| Stored data entries |
┏━━

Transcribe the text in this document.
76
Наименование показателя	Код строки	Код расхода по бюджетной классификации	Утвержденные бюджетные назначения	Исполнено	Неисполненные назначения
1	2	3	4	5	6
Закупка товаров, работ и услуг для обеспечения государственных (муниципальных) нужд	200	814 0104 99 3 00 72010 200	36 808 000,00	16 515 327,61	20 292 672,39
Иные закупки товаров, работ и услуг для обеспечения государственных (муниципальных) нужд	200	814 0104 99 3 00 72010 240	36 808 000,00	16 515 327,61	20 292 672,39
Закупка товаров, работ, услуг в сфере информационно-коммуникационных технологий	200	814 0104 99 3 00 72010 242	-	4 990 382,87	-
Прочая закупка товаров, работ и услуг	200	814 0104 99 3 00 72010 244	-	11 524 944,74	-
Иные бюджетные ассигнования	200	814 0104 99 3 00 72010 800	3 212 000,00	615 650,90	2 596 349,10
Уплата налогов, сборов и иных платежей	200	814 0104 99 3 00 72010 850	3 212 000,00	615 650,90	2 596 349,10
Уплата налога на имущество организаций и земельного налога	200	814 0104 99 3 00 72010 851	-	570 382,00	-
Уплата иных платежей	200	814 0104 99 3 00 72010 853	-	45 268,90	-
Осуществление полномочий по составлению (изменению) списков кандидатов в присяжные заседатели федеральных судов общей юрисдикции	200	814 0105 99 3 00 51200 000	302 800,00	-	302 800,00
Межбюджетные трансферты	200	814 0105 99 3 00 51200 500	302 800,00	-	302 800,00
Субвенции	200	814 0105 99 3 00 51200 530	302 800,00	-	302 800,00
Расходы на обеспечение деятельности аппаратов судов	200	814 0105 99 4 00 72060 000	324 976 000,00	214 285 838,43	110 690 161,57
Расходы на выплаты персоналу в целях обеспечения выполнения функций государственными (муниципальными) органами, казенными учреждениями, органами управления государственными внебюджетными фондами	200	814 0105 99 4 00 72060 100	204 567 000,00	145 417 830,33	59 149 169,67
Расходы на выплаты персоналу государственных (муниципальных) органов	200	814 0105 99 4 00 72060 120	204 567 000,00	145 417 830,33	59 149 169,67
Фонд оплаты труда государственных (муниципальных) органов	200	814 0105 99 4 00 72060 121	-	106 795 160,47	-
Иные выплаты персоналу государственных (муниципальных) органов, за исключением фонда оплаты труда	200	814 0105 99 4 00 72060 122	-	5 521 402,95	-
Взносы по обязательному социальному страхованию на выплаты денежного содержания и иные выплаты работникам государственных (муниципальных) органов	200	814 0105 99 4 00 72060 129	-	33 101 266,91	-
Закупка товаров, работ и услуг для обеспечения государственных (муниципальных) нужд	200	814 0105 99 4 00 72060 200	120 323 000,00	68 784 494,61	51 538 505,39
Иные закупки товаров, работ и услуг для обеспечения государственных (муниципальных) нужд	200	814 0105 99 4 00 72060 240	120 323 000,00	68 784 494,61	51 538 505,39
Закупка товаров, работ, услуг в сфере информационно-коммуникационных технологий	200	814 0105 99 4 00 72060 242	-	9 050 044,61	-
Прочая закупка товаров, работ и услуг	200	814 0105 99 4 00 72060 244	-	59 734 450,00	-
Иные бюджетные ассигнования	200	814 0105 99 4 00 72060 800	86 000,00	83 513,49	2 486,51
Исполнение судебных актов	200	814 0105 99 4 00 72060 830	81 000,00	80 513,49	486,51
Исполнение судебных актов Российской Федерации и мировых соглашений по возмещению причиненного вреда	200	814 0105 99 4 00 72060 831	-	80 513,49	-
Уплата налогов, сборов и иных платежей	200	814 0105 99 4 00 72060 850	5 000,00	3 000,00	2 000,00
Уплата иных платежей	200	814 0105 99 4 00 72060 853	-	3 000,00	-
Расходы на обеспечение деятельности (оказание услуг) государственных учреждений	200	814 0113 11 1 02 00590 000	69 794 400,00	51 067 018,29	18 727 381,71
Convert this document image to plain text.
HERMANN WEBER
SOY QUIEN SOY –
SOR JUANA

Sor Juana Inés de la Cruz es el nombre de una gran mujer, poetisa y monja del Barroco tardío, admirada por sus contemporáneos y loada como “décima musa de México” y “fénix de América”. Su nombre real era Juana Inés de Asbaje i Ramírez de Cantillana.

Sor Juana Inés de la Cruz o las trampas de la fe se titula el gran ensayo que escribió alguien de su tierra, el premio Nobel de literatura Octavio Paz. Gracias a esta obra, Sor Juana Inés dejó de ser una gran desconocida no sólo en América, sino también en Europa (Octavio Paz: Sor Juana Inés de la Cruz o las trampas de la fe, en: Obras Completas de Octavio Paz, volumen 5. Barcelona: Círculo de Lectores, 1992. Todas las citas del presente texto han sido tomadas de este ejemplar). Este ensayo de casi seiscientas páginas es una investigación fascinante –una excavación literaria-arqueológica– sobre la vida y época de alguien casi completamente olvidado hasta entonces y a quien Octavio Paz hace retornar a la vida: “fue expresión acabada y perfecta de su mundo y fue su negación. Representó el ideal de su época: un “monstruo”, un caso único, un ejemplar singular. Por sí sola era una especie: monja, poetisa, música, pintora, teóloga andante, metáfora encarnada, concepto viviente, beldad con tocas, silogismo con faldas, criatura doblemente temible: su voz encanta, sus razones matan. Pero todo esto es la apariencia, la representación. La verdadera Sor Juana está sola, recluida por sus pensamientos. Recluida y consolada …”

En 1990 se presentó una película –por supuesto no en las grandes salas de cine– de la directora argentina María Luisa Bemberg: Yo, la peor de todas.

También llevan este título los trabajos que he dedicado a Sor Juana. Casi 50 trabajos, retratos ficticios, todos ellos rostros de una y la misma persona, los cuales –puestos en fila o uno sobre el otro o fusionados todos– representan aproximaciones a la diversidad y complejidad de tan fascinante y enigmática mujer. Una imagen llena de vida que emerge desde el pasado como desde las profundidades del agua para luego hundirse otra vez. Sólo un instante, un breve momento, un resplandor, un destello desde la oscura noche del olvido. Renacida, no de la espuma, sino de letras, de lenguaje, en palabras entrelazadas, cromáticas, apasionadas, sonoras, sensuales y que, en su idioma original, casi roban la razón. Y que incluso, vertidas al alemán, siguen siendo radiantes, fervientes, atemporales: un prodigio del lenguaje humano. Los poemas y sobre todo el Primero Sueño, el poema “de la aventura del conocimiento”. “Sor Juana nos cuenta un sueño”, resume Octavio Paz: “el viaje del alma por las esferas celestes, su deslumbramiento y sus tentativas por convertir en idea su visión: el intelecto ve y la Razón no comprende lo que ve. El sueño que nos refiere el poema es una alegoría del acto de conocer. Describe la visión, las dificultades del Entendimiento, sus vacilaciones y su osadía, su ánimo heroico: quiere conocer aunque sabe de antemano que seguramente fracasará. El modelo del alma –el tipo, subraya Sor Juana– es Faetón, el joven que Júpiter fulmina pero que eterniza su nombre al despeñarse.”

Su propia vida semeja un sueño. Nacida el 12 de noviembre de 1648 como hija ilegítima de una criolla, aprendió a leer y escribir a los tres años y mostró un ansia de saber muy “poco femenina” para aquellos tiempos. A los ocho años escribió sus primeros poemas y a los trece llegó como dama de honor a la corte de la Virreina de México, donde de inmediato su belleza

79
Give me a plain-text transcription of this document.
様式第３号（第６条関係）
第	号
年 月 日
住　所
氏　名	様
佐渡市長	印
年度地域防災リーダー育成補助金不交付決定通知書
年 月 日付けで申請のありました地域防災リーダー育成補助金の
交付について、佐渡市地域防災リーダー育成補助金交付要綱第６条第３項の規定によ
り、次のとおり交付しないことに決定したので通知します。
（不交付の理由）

┗━━

| Aim |
Search the data above for the string "труда" and copy each line that has it.

| Task solution |
Фонд оплаты труда государственных (муниципальных) органов	200	814 0105 99 4 00 72060 121	-	106 795 160,47	-
Иные выплаты персоналу государственных (муниципальных) органов, за исключением фонда оплаты труда	200	814 0105 99 4 00 72060 122	-	5 521 402,95	-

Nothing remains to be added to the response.